------ Data

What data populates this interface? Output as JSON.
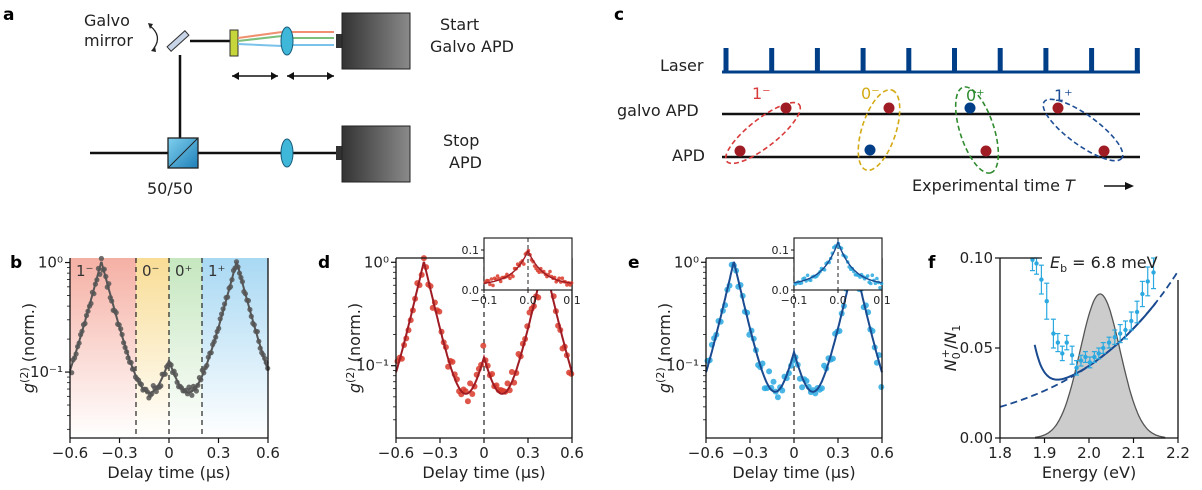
{
  "panels": {
    "a": {
      "letter": "a",
      "galvo_label_1": "Galvo",
      "galvo_label_2": "mirror",
      "start_label_1": "Start",
      "start_label_2": "Galvo APD",
      "stop_label_1": "Stop",
      "stop_label_2": "APD",
      "splitter_label": "50/50"
    },
    "b": {
      "letter": "b"
    },
    "c": {
      "letter": "c",
      "rows": [
        "Laser",
        "galvo APD",
        "APD"
      ],
      "experimental_time": "Experimental time",
      "T": "T",
      "groups": [
        {
          "label": "1⁻",
          "color": "#d93a3a"
        },
        {
          "label": "0⁻",
          "color": "#d4aa14"
        },
        {
          "label": "0⁺",
          "color": "#2e8b2e"
        },
        {
          "label": "1⁺",
          "color": "#1e4e96"
        }
      ]
    },
    "d": {
      "letter": "d"
    },
    "e": {
      "letter": "e"
    },
    "f": {
      "letter": "f"
    }
  },
  "colors": {
    "dark_red": "#a01c24",
    "navy": "#003f88",
    "gray_data": "#555555",
    "red_data": "#d83a2a",
    "cyan_data": "#2ba9e0",
    "fit_blue": "#1a4a90",
    "gauss_fill": "#cccccc"
  },
  "chart_data": [
    {
      "panel": "b",
      "type": "line",
      "xlabel": "Delay time (µs)",
      "ylabel": "g(2) (norm.)",
      "xlim": [
        -0.6,
        0.6
      ],
      "ylim": [
        0.025,
        1.1
      ],
      "yscale": "log",
      "xticks": [
        "−0.6",
        "−0.3",
        "0",
        "0.3",
        "0.6"
      ],
      "yticks": [
        "10⁰",
        "10⁻¹"
      ],
      "regions": [
        {
          "label": "1⁻",
          "range": [
            -0.6,
            -0.2
          ],
          "color": "#f4a79a"
        },
        {
          "label": "0⁻",
          "range": [
            -0.2,
            0.0
          ],
          "color": "#f8d98a"
        },
        {
          "label": "0⁺",
          "range": [
            0.0,
            0.2
          ],
          "color": "#bfe4b8"
        },
        {
          "label": "1⁺",
          "range": [
            0.2,
            0.6
          ],
          "color": "#9fd4f2"
        }
      ],
      "series": [
        {
          "color": "#555555",
          "peaks": [
            [
              -0.41,
              1.0
            ],
            [
              0.0,
              0.095
            ],
            [
              0.41,
              1.0
            ]
          ],
          "tau": 0.075,
          "floor": 0.024
        }
      ]
    },
    {
      "panel": "d",
      "type": "scatter",
      "xlabel": "Delay time (µs)",
      "ylabel": "g(2) (norm.)",
      "xlim": [
        -0.6,
        0.6
      ],
      "ylim": [
        0.02,
        1.1
      ],
      "yscale": "log",
      "xticks": [
        "−0.6",
        "−0.3",
        "0",
        "0.3",
        "0.6"
      ],
      "yticks": [
        "10⁰",
        "10⁻¹"
      ],
      "series": [
        {
          "color": "#d83a2a",
          "fit_color": "#a01c24",
          "peaks": [
            [
              -0.41,
              1.0
            ],
            [
              0.0,
              0.095
            ],
            [
              0.41,
              1.0
            ]
          ],
          "tau": 0.07,
          "floor": 0.02
        }
      ],
      "inset": {
        "xlim": [
          -0.1,
          0.1
        ],
        "ylim": [
          0,
          0.13
        ],
        "xticks": [
          "−0.1",
          "0.0",
          "0.1"
        ],
        "yticks": [
          "0.0",
          "0.1"
        ],
        "peak": 0.098
      }
    },
    {
      "panel": "e",
      "type": "scatter",
      "xlabel": "Delay time (µs)",
      "ylabel": "g(2) (norm.)",
      "xlim": [
        -0.6,
        0.6
      ],
      "ylim": [
        0.02,
        1.1
      ],
      "yscale": "log",
      "xticks": [
        "−0.6",
        "−0.3",
        "0",
        "0.3",
        "0.6"
      ],
      "yticks": [
        "10⁰",
        "10⁻¹"
      ],
      "series": [
        {
          "color": "#2ba9e0",
          "fit_color": "#1a4a90",
          "peaks": [
            [
              -0.41,
              1.0
            ],
            [
              0.0,
              0.11
            ],
            [
              0.41,
              1.0
            ]
          ],
          "tau": 0.07,
          "floor": 0.02
        }
      ],
      "inset": {
        "xlim": [
          -0.1,
          0.1
        ],
        "ylim": [
          0,
          0.13
        ],
        "xticks": [
          "−0.1",
          "0.0",
          "0.1"
        ],
        "yticks": [
          "0.0",
          "0.1"
        ],
        "peak": 0.12
      }
    },
    {
      "panel": "f",
      "type": "line",
      "xlabel": "Energy (eV)",
      "ylabel": "N0+/N1",
      "xlim": [
        1.8,
        2.2
      ],
      "ylim": [
        0.0,
        0.1
      ],
      "xticks": [
        "1.8",
        "1.9",
        "2.0",
        "2.1",
        "2.2"
      ],
      "yticks": [
        "0.00",
        "0.05",
        "0.10"
      ],
      "annotation": "Eb = 6.8 meV",
      "gaussian": {
        "center": 2.025,
        "sigma": 0.045,
        "peak": 0.08
      },
      "data_points": [
        {
          "x": 1.873,
          "y": 0.099,
          "err": 0.006
        },
        {
          "x": 1.882,
          "y": 0.097,
          "err": 0.006
        },
        {
          "x": 1.893,
          "y": 0.088,
          "err": 0.008
        },
        {
          "x": 1.905,
          "y": 0.076,
          "err": 0.01
        },
        {
          "x": 1.92,
          "y": 0.058,
          "err": 0.008
        },
        {
          "x": 1.93,
          "y": 0.053,
          "err": 0.005
        },
        {
          "x": 1.94,
          "y": 0.047,
          "err": 0.004
        },
        {
          "x": 1.95,
          "y": 0.053,
          "err": 0.004
        },
        {
          "x": 1.962,
          "y": 0.046,
          "err": 0.005
        },
        {
          "x": 1.972,
          "y": 0.039,
          "err": 0.004
        },
        {
          "x": 1.982,
          "y": 0.043,
          "err": 0.003
        },
        {
          "x": 1.992,
          "y": 0.045,
          "err": 0.003
        },
        {
          "x": 2.002,
          "y": 0.042,
          "err": 0.003
        },
        {
          "x": 2.012,
          "y": 0.045,
          "err": 0.003
        },
        {
          "x": 2.022,
          "y": 0.047,
          "err": 0.003
        },
        {
          "x": 2.032,
          "y": 0.05,
          "err": 0.003
        },
        {
          "x": 2.045,
          "y": 0.053,
          "err": 0.003
        },
        {
          "x": 2.058,
          "y": 0.056,
          "err": 0.004
        },
        {
          "x": 2.07,
          "y": 0.058,
          "err": 0.005
        },
        {
          "x": 2.082,
          "y": 0.06,
          "err": 0.005
        },
        {
          "x": 2.095,
          "y": 0.065,
          "err": 0.005
        },
        {
          "x": 2.108,
          "y": 0.07,
          "err": 0.006
        },
        {
          "x": 2.12,
          "y": 0.08,
          "err": 0.007
        },
        {
          "x": 2.132,
          "y": 0.087,
          "err": 0.008
        },
        {
          "x": 2.145,
          "y": 0.092,
          "err": 0.009
        }
      ]
    }
  ]
}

------------

Repeat the records above exactly, leaving out the pictures.

What data populates this interface? Output as JSON.
{
  "panels": {
    "a": {
      "letter": "a",
      "galvo_label_1": "Galvo",
      "galvo_label_2": "mirror",
      "start_label_1": "Start",
      "start_label_2": "Galvo APD",
      "stop_label_1": "Stop",
      "stop_label_2": "APD",
      "splitter_label": "50/50"
    },
    "b": {
      "letter": "b"
    },
    "c": {
      "letter": "c",
      "rows": [
        "Laser",
        "galvo APD",
        "APD"
      ],
      "experimental_time": "Experimental time",
      "T": "T",
      "groups": [
        {
          "label": "1⁻",
          "color": "#d93a3a"
        },
        {
          "label": "0⁻",
          "color": "#d4aa14"
        },
        {
          "label": "0⁺",
          "color": "#2e8b2e"
        },
        {
          "label": "1⁺",
          "color": "#1e4e96"
        }
      ]
    },
    "d": {
      "letter": "d"
    },
    "e": {
      "letter": "e"
    },
    "f": {
      "letter": "f"
    }
  },
  "colors": {
    "dark_red": "#a01c24",
    "navy": "#003f88",
    "gray_data": "#555555",
    "red_data": "#d83a2a",
    "cyan_data": "#2ba9e0",
    "fit_blue": "#1a4a90",
    "gauss_fill": "#cccccc"
  },
  "chart_data": [
    {
      "panel": "b",
      "type": "line",
      "xlabel": "Delay time (µs)",
      "ylabel": "g(2) (norm.)",
      "xlim": [
        -0.6,
        0.6
      ],
      "ylim": [
        0.025,
        1.1
      ],
      "yscale": "log",
      "xticks": [
        "−0.6",
        "−0.3",
        "0",
        "0.3",
        "0.6"
      ],
      "yticks": [
        "10⁰",
        "10⁻¹"
      ],
      "regions": [
        {
          "label": "1⁻",
          "range": [
            -0.6,
            -0.2
          ],
          "color": "#f4a79a"
        },
        {
          "label": "0⁻",
          "range": [
            -0.2,
            0.0
          ],
          "color": "#f8d98a"
        },
        {
          "label": "0⁺",
          "range": [
            0.0,
            0.2
          ],
          "color": "#bfe4b8"
        },
        {
          "label": "1⁺",
          "range": [
            0.2,
            0.6
          ],
          "color": "#9fd4f2"
        }
      ],
      "series": [
        {
          "color": "#555555",
          "peaks": [
            [
              -0.41,
              1.0
            ],
            [
              0.0,
              0.095
            ],
            [
              0.41,
              1.0
            ]
          ],
          "tau": 0.075,
          "floor": 0.024
        }
      ]
    },
    {
      "panel": "d",
      "type": "scatter",
      "xlabel": "Delay time (µs)",
      "ylabel": "g(2) (norm.)",
      "xlim": [
        -0.6,
        0.6
      ],
      "ylim": [
        0.02,
        1.1
      ],
      "yscale": "log",
      "xticks": [
        "−0.6",
        "−0.3",
        "0",
        "0.3",
        "0.6"
      ],
      "yticks": [
        "10⁰",
        "10⁻¹"
      ],
      "series": [
        {
          "color": "#d83a2a",
          "fit_color": "#a01c24",
          "peaks": [
            [
              -0.41,
              1.0
            ],
            [
              0.0,
              0.095
            ],
            [
              0.41,
              1.0
            ]
          ],
          "tau": 0.07,
          "floor": 0.02
        }
      ],
      "inset": {
        "xlim": [
          -0.1,
          0.1
        ],
        "ylim": [
          0,
          0.13
        ],
        "xticks": [
          "−0.1",
          "0.0",
          "0.1"
        ],
        "yticks": [
          "0.0",
          "0.1"
        ],
        "peak": 0.098
      }
    },
    {
      "panel": "e",
      "type": "scatter",
      "xlabel": "Delay time (µs)",
      "ylabel": "g(2) (norm.)",
      "xlim": [
        -0.6,
        0.6
      ],
      "ylim": [
        0.02,
        1.1
      ],
      "yscale": "log",
      "xticks": [
        "−0.6",
        "−0.3",
        "0",
        "0.3",
        "0.6"
      ],
      "yticks": [
        "10⁰",
        "10⁻¹"
      ],
      "series": [
        {
          "color": "#2ba9e0",
          "fit_color": "#1a4a90",
          "peaks": [
            [
              -0.41,
              1.0
            ],
            [
              0.0,
              0.11
            ],
            [
              0.41,
              1.0
            ]
          ],
          "tau": 0.07,
          "floor": 0.02
        }
      ],
      "inset": {
        "xlim": [
          -0.1,
          0.1
        ],
        "ylim": [
          0,
          0.13
        ],
        "xticks": [
          "−0.1",
          "0.0",
          "0.1"
        ],
        "yticks": [
          "0.0",
          "0.1"
        ],
        "peak": 0.12
      }
    },
    {
      "panel": "f",
      "type": "line",
      "xlabel": "Energy (eV)",
      "ylabel": "N0+/N1",
      "xlim": [
        1.8,
        2.2
      ],
      "ylim": [
        0.0,
        0.1
      ],
      "xticks": [
        "1.8",
        "1.9",
        "2.0",
        "2.1",
        "2.2"
      ],
      "yticks": [
        "0.00",
        "0.05",
        "0.10"
      ],
      "annotation": "Eb = 6.8 meV",
      "gaussian": {
        "center": 2.025,
        "sigma": 0.045,
        "peak": 0.08
      },
      "data_points": [
        {
          "x": 1.873,
          "y": 0.099,
          "err": 0.006
        },
        {
          "x": 1.882,
          "y": 0.097,
          "err": 0.006
        },
        {
          "x": 1.893,
          "y": 0.088,
          "err": 0.008
        },
        {
          "x": 1.905,
          "y": 0.076,
          "err": 0.01
        },
        {
          "x": 1.92,
          "y": 0.058,
          "err": 0.008
        },
        {
          "x": 1.93,
          "y": 0.053,
          "err": 0.005
        },
        {
          "x": 1.94,
          "y": 0.047,
          "err": 0.004
        },
        {
          "x": 1.95,
          "y": 0.053,
          "err": 0.004
        },
        {
          "x": 1.962,
          "y": 0.046,
          "err": 0.005
        },
        {
          "x": 1.972,
          "y": 0.039,
          "err": 0.004
        },
        {
          "x": 1.982,
          "y": 0.043,
          "err": 0.003
        },
        {
          "x": 1.992,
          "y": 0.045,
          "err": 0.003
        },
        {
          "x": 2.002,
          "y": 0.042,
          "err": 0.003
        },
        {
          "x": 2.012,
          "y": 0.045,
          "err": 0.003
        },
        {
          "x": 2.022,
          "y": 0.047,
          "err": 0.003
        },
        {
          "x": 2.032,
          "y": 0.05,
          "err": 0.003
        },
        {
          "x": 2.045,
          "y": 0.053,
          "err": 0.003
        },
        {
          "x": 2.058,
          "y": 0.056,
          "err": 0.004
        },
        {
          "x": 2.07,
          "y": 0.058,
          "err": 0.005
        },
        {
          "x": 2.082,
          "y": 0.06,
          "err": 0.005
        },
        {
          "x": 2.095,
          "y": 0.065,
          "err": 0.005
        },
        {
          "x": 2.108,
          "y": 0.07,
          "err": 0.006
        },
        {
          "x": 2.12,
          "y": 0.08,
          "err": 0.007
        },
        {
          "x": 2.132,
          "y": 0.087,
          "err": 0.008
        },
        {
          "x": 2.145,
          "y": 0.092,
          "err": 0.009
        }
      ]
    }
  ]
}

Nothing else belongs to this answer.